● **Description of the task**: For the records below, give the count of lines holding the word "Settings" and nothing more.
** START Supplied entries **
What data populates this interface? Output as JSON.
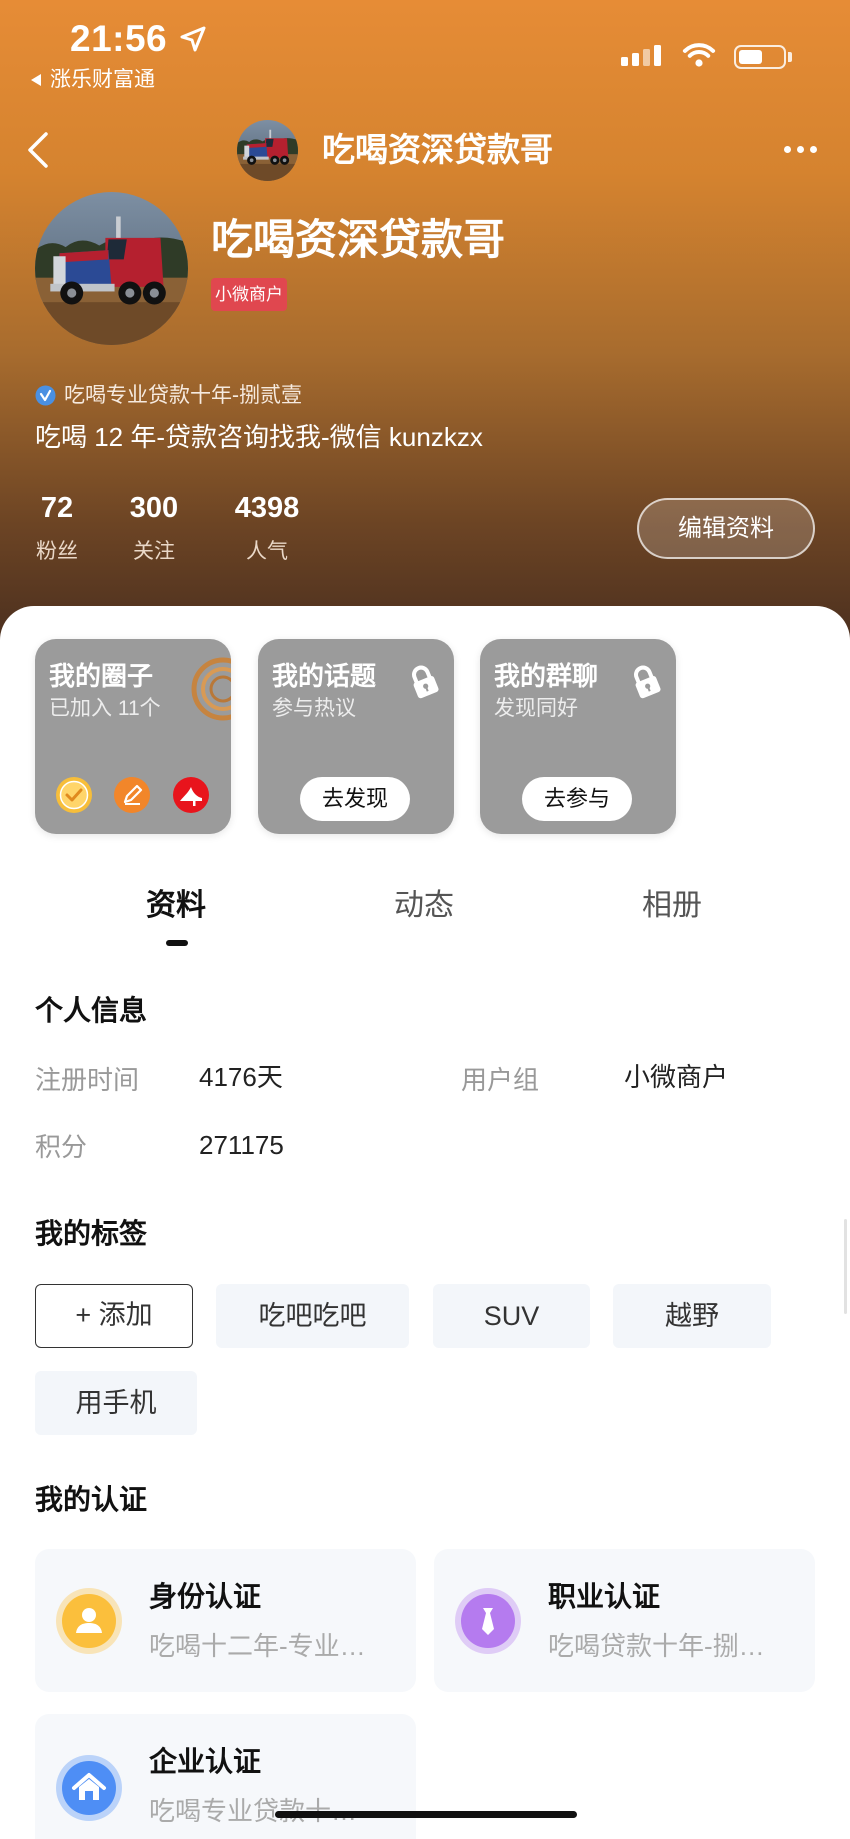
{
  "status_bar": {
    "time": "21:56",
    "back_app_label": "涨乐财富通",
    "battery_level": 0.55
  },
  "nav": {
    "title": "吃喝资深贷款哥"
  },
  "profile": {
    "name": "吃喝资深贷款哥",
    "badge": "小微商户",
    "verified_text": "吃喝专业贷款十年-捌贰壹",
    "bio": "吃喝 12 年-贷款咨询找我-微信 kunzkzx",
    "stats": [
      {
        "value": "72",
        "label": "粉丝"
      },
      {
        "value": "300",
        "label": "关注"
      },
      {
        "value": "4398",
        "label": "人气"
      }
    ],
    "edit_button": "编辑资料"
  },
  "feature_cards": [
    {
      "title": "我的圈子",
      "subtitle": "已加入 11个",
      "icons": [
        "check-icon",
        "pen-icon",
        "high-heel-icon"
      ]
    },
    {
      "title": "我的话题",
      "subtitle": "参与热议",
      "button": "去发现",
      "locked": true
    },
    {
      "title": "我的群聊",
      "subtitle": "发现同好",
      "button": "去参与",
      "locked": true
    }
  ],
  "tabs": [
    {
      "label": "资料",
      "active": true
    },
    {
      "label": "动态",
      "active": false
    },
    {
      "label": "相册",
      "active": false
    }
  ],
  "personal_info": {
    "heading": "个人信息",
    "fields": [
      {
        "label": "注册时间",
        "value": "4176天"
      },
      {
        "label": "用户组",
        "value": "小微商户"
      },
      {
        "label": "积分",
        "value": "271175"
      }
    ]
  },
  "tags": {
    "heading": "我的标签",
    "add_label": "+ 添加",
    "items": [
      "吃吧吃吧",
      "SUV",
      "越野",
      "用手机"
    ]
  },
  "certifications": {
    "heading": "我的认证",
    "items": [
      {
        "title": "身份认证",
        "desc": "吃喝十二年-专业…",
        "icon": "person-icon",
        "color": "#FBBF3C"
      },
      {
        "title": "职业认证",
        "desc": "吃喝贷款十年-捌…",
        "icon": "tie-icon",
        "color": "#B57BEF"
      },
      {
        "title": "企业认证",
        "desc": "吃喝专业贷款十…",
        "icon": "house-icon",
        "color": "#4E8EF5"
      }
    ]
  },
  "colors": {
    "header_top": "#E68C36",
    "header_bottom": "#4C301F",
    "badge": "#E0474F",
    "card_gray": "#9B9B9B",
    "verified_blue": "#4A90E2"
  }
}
** END Supplied entries **
** START Supplied entries **
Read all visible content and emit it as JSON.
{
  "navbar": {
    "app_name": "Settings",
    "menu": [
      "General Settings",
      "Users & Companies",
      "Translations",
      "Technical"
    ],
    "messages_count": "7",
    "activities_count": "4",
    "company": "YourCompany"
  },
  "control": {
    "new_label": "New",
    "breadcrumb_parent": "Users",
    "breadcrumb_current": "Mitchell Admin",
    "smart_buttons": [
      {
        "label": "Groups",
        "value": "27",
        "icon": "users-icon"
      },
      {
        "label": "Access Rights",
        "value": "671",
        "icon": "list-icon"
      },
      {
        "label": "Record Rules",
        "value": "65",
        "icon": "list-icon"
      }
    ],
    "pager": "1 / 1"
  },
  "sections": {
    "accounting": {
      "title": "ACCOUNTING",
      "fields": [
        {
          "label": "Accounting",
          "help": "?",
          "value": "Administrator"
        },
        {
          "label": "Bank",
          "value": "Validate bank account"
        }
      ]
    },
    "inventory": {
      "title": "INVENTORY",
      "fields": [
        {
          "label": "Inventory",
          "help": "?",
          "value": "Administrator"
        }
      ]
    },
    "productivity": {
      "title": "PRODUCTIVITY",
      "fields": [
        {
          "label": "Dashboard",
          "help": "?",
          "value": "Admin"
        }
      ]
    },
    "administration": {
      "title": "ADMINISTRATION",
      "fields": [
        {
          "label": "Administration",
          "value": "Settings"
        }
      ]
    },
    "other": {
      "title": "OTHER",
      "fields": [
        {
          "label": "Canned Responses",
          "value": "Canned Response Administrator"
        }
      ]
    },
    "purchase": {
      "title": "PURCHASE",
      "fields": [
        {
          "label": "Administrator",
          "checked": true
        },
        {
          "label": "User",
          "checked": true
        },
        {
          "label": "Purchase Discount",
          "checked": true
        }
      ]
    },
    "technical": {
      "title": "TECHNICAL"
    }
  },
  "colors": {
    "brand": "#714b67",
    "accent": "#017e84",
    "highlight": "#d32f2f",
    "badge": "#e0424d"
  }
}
** END Supplied entries **
● **Solution below**: 3